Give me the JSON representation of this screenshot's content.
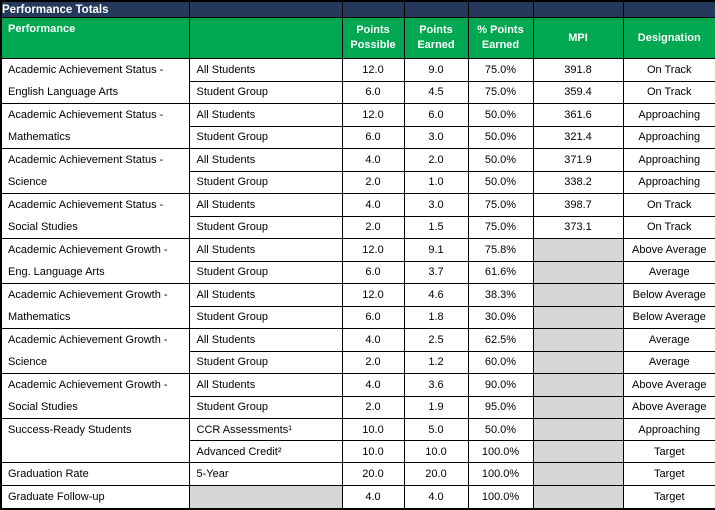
{
  "title": "Performance Totals",
  "colors": {
    "navy": "#24395B",
    "green": "#00A851",
    "gray": "#D6D6D6",
    "border": "#000000",
    "header_text": "#FFFFFF",
    "body_text": "#000000"
  },
  "columns": [
    {
      "label": "Performance"
    },
    {
      "label": ""
    },
    {
      "label": "Points Possible"
    },
    {
      "label": "Points Earned"
    },
    {
      "label": "% Points Earned"
    },
    {
      "label": "MPI"
    },
    {
      "label": "Designation"
    }
  ],
  "rows": [
    {
      "category_lines": [
        "Academic Achievement Status -",
        "English Language Arts"
      ],
      "category_rowspan": 2,
      "subgroup": "All Students",
      "subgroup_gray": false,
      "points_possible": "12.0",
      "points_earned": "9.0",
      "pct_points_earned": "75.0%",
      "mpi": "391.8",
      "mpi_gray": false,
      "designation": "On Track"
    },
    {
      "subgroup": "Student Group",
      "subgroup_gray": false,
      "points_possible": "6.0",
      "points_earned": "4.5",
      "pct_points_earned": "75.0%",
      "mpi": "359.4",
      "mpi_gray": false,
      "designation": "On Track"
    },
    {
      "category_lines": [
        "Academic Achievement Status -",
        "Mathematics"
      ],
      "category_rowspan": 2,
      "subgroup": "All Students",
      "subgroup_gray": false,
      "points_possible": "12.0",
      "points_earned": "6.0",
      "pct_points_earned": "50.0%",
      "mpi": "361.6",
      "mpi_gray": false,
      "designation": "Approaching"
    },
    {
      "subgroup": "Student Group",
      "subgroup_gray": false,
      "points_possible": "6.0",
      "points_earned": "3.0",
      "pct_points_earned": "50.0%",
      "mpi": "321.4",
      "mpi_gray": false,
      "designation": "Approaching"
    },
    {
      "category_lines": [
        "Academic Achievement Status -",
        "Science"
      ],
      "category_rowspan": 2,
      "subgroup": "All Students",
      "subgroup_gray": false,
      "points_possible": "4.0",
      "points_earned": "2.0",
      "pct_points_earned": "50.0%",
      "mpi": "371.9",
      "mpi_gray": false,
      "designation": "Approaching"
    },
    {
      "subgroup": "Student Group",
      "subgroup_gray": false,
      "points_possible": "2.0",
      "points_earned": "1.0",
      "pct_points_earned": "50.0%",
      "mpi": "338.2",
      "mpi_gray": false,
      "designation": "Approaching"
    },
    {
      "category_lines": [
        "Academic Achievement Status -",
        "Social Studies"
      ],
      "category_rowspan": 2,
      "subgroup": "All Students",
      "subgroup_gray": false,
      "points_possible": "4.0",
      "points_earned": "3.0",
      "pct_points_earned": "75.0%",
      "mpi": "398.7",
      "mpi_gray": false,
      "designation": "On Track"
    },
    {
      "subgroup": "Student Group",
      "subgroup_gray": false,
      "points_possible": "2.0",
      "points_earned": "1.5",
      "pct_points_earned": "75.0%",
      "mpi": "373.1",
      "mpi_gray": false,
      "designation": "On Track"
    },
    {
      "category_lines": [
        "Academic Achievement Growth -",
        "Eng. Language Arts"
      ],
      "category_rowspan": 2,
      "subgroup": "All Students",
      "subgroup_gray": false,
      "points_possible": "12.0",
      "points_earned": "9.1",
      "pct_points_earned": "75.8%",
      "mpi": "",
      "mpi_gray": true,
      "designation": "Above Average"
    },
    {
      "subgroup": "Student Group",
      "subgroup_gray": false,
      "points_possible": "6.0",
      "points_earned": "3.7",
      "pct_points_earned": "61.6%",
      "mpi": "",
      "mpi_gray": true,
      "designation": "Average"
    },
    {
      "category_lines": [
        "Academic Achievement Growth -",
        "Mathematics"
      ],
      "category_rowspan": 2,
      "subgroup": "All Students",
      "subgroup_gray": false,
      "points_possible": "12.0",
      "points_earned": "4.6",
      "pct_points_earned": "38.3%",
      "mpi": "",
      "mpi_gray": true,
      "designation": "Below Average"
    },
    {
      "subgroup": "Student Group",
      "subgroup_gray": false,
      "points_possible": "6.0",
      "points_earned": "1.8",
      "pct_points_earned": "30.0%",
      "mpi": "",
      "mpi_gray": true,
      "designation": "Below Average"
    },
    {
      "category_lines": [
        "Academic Achievement Growth -",
        "Science"
      ],
      "category_rowspan": 2,
      "subgroup": "All Students",
      "subgroup_gray": false,
      "points_possible": "4.0",
      "points_earned": "2.5",
      "pct_points_earned": "62.5%",
      "mpi": "",
      "mpi_gray": true,
      "designation": "Average"
    },
    {
      "subgroup": "Student Group",
      "subgroup_gray": false,
      "points_possible": "2.0",
      "points_earned": "1.2",
      "pct_points_earned": "60.0%",
      "mpi": "",
      "mpi_gray": true,
      "designation": "Average"
    },
    {
      "category_lines": [
        "Academic Achievement Growth -",
        "Social Studies"
      ],
      "category_rowspan": 2,
      "subgroup": "All Students",
      "subgroup_gray": false,
      "points_possible": "4.0",
      "points_earned": "3.6",
      "pct_points_earned": "90.0%",
      "mpi": "",
      "mpi_gray": true,
      "designation": "Above Average"
    },
    {
      "subgroup": "Student Group",
      "subgroup_gray": false,
      "points_possible": "2.0",
      "points_earned": "1.9",
      "pct_points_earned": "95.0%",
      "mpi": "",
      "mpi_gray": true,
      "designation": "Above Average"
    },
    {
      "category_lines": [
        "Success-Ready Students"
      ],
      "category_rowspan": 2,
      "subgroup": "CCR Assessments¹",
      "subgroup_gray": false,
      "points_possible": "10.0",
      "points_earned": "5.0",
      "pct_points_earned": "50.0%",
      "mpi": "",
      "mpi_gray": true,
      "designation": "Approaching"
    },
    {
      "subgroup": "Advanced Credit²",
      "subgroup_gray": false,
      "points_possible": "10.0",
      "points_earned": "10.0",
      "pct_points_earned": "100.0%",
      "mpi": "",
      "mpi_gray": true,
      "designation": "Target"
    },
    {
      "category_lines": [
        "Graduation Rate"
      ],
      "category_rowspan": 1,
      "subgroup": "5-Year",
      "subgroup_gray": false,
      "points_possible": "20.0",
      "points_earned": "20.0",
      "pct_points_earned": "100.0%",
      "mpi": "",
      "mpi_gray": true,
      "designation": "Target"
    },
    {
      "category_lines": [
        "Graduate Follow-up"
      ],
      "category_rowspan": 1,
      "subgroup": "",
      "subgroup_gray": true,
      "points_possible": "4.0",
      "points_earned": "4.0",
      "pct_points_earned": "100.0%",
      "mpi": "",
      "mpi_gray": true,
      "designation": "Target"
    }
  ]
}
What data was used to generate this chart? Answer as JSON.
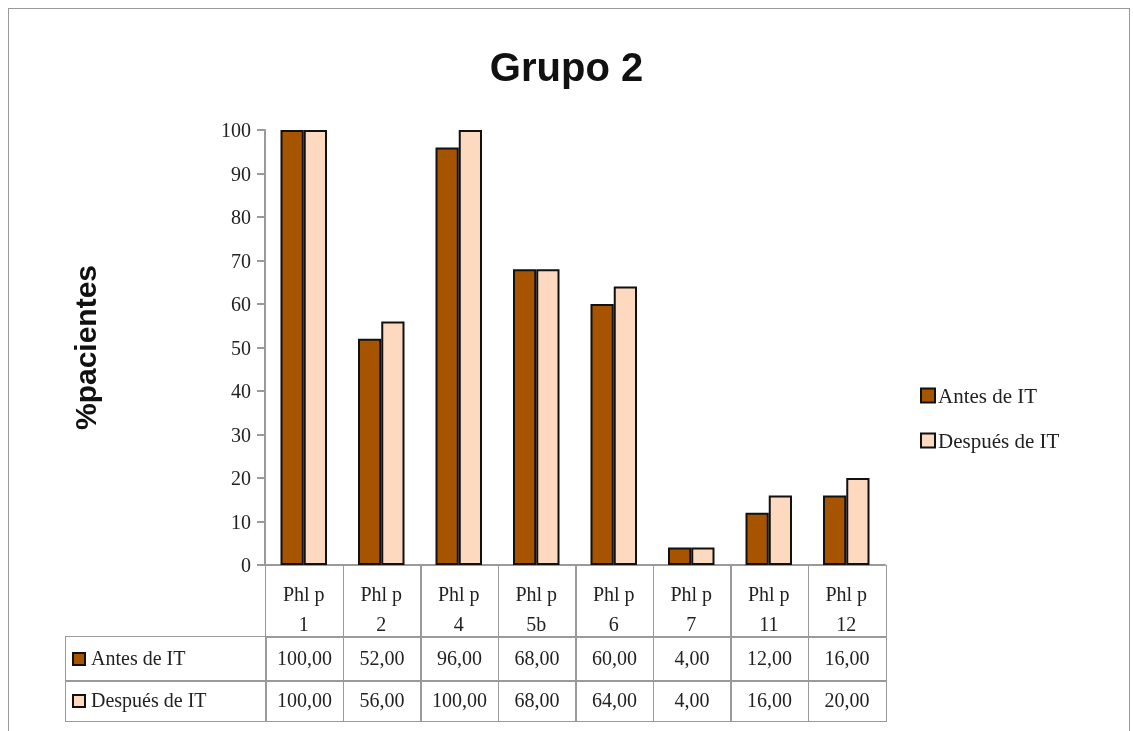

◆ ◆ ◆ ◆

Objective: Print each entry shown above with exact wording and no pictures.

Answer to this exercise:
Give me the JSON representation of this screenshot's content.
{
  "title": "Performance Totals",
  "colors": {
    "navy": "#24395B",
    "green": "#00A851",
    "gray": "#D6D6D6",
    "border": "#000000",
    "header_text": "#FFFFFF",
    "body_text": "#000000"
  },
  "columns": [
    {
      "label": "Performance"
    },
    {
      "label": ""
    },
    {
      "label": "Points Possible"
    },
    {
      "label": "Points Earned"
    },
    {
      "label": "% Points Earned"
    },
    {
      "label": "MPI"
    },
    {
      "label": "Designation"
    }
  ],
  "rows": [
    {
      "category_lines": [
        "Academic Achievement Status -",
        "English Language Arts"
      ],
      "category_rowspan": 2,
      "subgroup": "All Students",
      "subgroup_gray": false,
      "points_possible": "12.0",
      "points_earned": "9.0",
      "pct_points_earned": "75.0%",
      "mpi": "391.8",
      "mpi_gray": false,
      "designation": "On Track"
    },
    {
      "subgroup": "Student Group",
      "subgroup_gray": false,
      "points_possible": "6.0",
      "points_earned": "4.5",
      "pct_points_earned": "75.0%",
      "mpi": "359.4",
      "mpi_gray": false,
      "designation": "On Track"
    },
    {
      "category_lines": [
        "Academic Achievement Status -",
        "Mathematics"
      ],
      "category_rowspan": 2,
      "subgroup": "All Students",
      "subgroup_gray": false,
      "points_possible": "12.0",
      "points_earned": "6.0",
      "pct_points_earned": "50.0%",
      "mpi": "361.6",
      "mpi_gray": false,
      "designation": "Approaching"
    },
    {
      "subgroup": "Student Group",
      "subgroup_gray": false,
      "points_possible": "6.0",
      "points_earned": "3.0",
      "pct_points_earned": "50.0%",
      "mpi": "321.4",
      "mpi_gray": false,
      "designation": "Approaching"
    },
    {
      "category_lines": [
        "Academic Achievement Status -",
        "Science"
      ],
      "category_rowspan": 2,
      "subgroup": "All Students",
      "subgroup_gray": false,
      "points_possible": "4.0",
      "points_earned": "2.0",
      "pct_points_earned": "50.0%",
      "mpi": "371.9",
      "mpi_gray": false,
      "designation": "Approaching"
    },
    {
      "subgroup": "Student Group",
      "subgroup_gray": false,
      "points_possible": "2.0",
      "points_earned": "1.0",
      "pct_points_earned": "50.0%",
      "mpi": "338.2",
      "mpi_gray": false,
      "designation": "Approaching"
    },
    {
      "category_lines": [
        "Academic Achievement Status -",
        "Social Studies"
      ],
      "category_rowspan": 2,
      "subgroup": "All Students",
      "subgroup_gray": false,
      "points_possible": "4.0",
      "points_earned": "3.0",
      "pct_points_earned": "75.0%",
      "mpi": "398.7",
      "mpi_gray": false,
      "designation": "On Track"
    },
    {
      "subgroup": "Student Group",
      "subgroup_gray": false,
      "points_possible": "2.0",
      "points_earned": "1.5",
      "pct_points_earned": "75.0%",
      "mpi": "373.1",
      "mpi_gray": false,
      "designation": "On Track"
    },
    {
      "category_lines": [
        "Academic Achievement Growth -",
        "Eng. Language Arts"
      ],
      "category_rowspan": 2,
      "subgroup": "All Students",
      "subgroup_gray": false,
      "points_possible": "12.0",
      "points_earned": "9.1",
      "pct_points_earned": "75.8%",
      "mpi": "",
      "mpi_gray": true,
      "designation": "Above Average"
    },
    {
      "subgroup": "Student Group",
      "subgroup_gray": false,
      "points_possible": "6.0",
      "points_earned": "3.7",
      "pct_points_earned": "61.6%",
      "mpi": "",
      "mpi_gray": true,
      "designation": "Average"
    },
    {
      "category_lines": [
        "Academic Achievement Growth -",
        "Mathematics"
      ],
      "category_rowspan": 2,
      "subgroup": "All Students",
      "subgroup_gray": false,
      "points_possible": "12.0",
      "points_earned": "4.6",
      "pct_points_earned": "38.3%",
      "mpi": "",
      "mpi_gray": true,
      "designation": "Below Average"
    },
    {
      "subgroup": "Student Group",
      "subgroup_gray": false,
      "points_possible": "6.0",
      "points_earned": "1.8",
      "pct_points_earned": "30.0%",
      "mpi": "",
      "mpi_gray": true,
      "designation": "Below Average"
    },
    {
      "category_lines": [
        "Academic Achievement Growth -",
        "Science"
      ],
      "category_rowspan": 2,
      "subgroup": "All Students",
      "subgroup_gray": false,
      "points_possible": "4.0",
      "points_earned": "2.5",
      "pct_points_earned": "62.5%",
      "mpi": "",
      "mpi_gray": true,
      "designation": "Average"
    },
    {
      "subgroup": "Student Group",
      "subgroup_gray": false,
      "points_possible": "2.0",
      "points_earned": "1.2",
      "pct_points_earned": "60.0%",
      "mpi": "",
      "mpi_gray": true,
      "designation": "Average"
    },
    {
      "category_lines": [
        "Academic Achievement Growth -",
        "Social Studies"
      ],
      "category_rowspan": 2,
      "subgroup": "All Students",
      "subgroup_gray": false,
      "points_possible": "4.0",
      "points_earned": "3.6",
      "pct_points_earned": "90.0%",
      "mpi": "",
      "mpi_gray": true,
      "designation": "Above Average"
    },
    {
      "subgroup": "Student Group",
      "subgroup_gray": false,
      "points_possible": "2.0",
      "points_earned": "1.9",
      "pct_points_earned": "95.0%",
      "mpi": "",
      "mpi_gray": true,
      "designation": "Above Average"
    },
    {
      "category_lines": [
        "Success-Ready Students"
      ],
      "category_rowspan": 2,
      "subgroup": "CCR Assessments¹",
      "subgroup_gray": false,
      "points_possible": "10.0",
      "points_earned": "5.0",
      "pct_points_earned": "50.0%",
      "mpi": "",
      "mpi_gray": true,
      "designation": "Approaching"
    },
    {
      "subgroup": "Advanced Credit²",
      "subgroup_gray": false,
      "points_possible": "10.0",
      "points_earned": "10.0",
      "pct_points_earned": "100.0%",
      "mpi": "",
      "mpi_gray": true,
      "designation": "Target"
    },
    {
      "category_lines": [
        "Graduation Rate"
      ],
      "category_rowspan": 1,
      "subgroup": "5-Year",
      "subgroup_gray": false,
      "points_possible": "20.0",
      "points_earned": "20.0",
      "pct_points_earned": "100.0%",
      "mpi": "",
      "mpi_gray": true,
      "designation": "Target"
    },
    {
      "category_lines": [
        "Graduate Follow-up"
      ],
      "category_rowspan": 1,
      "subgroup": "",
      "subgroup_gray": true,
      "points_possible": "4.0",
      "points_earned": "4.0",
      "pct_points_earned": "100.0%",
      "mpi": "",
      "mpi_gray": true,
      "designation": "Target"
    }
  ]
}
What data was used to generate this chart? Answer as JSON.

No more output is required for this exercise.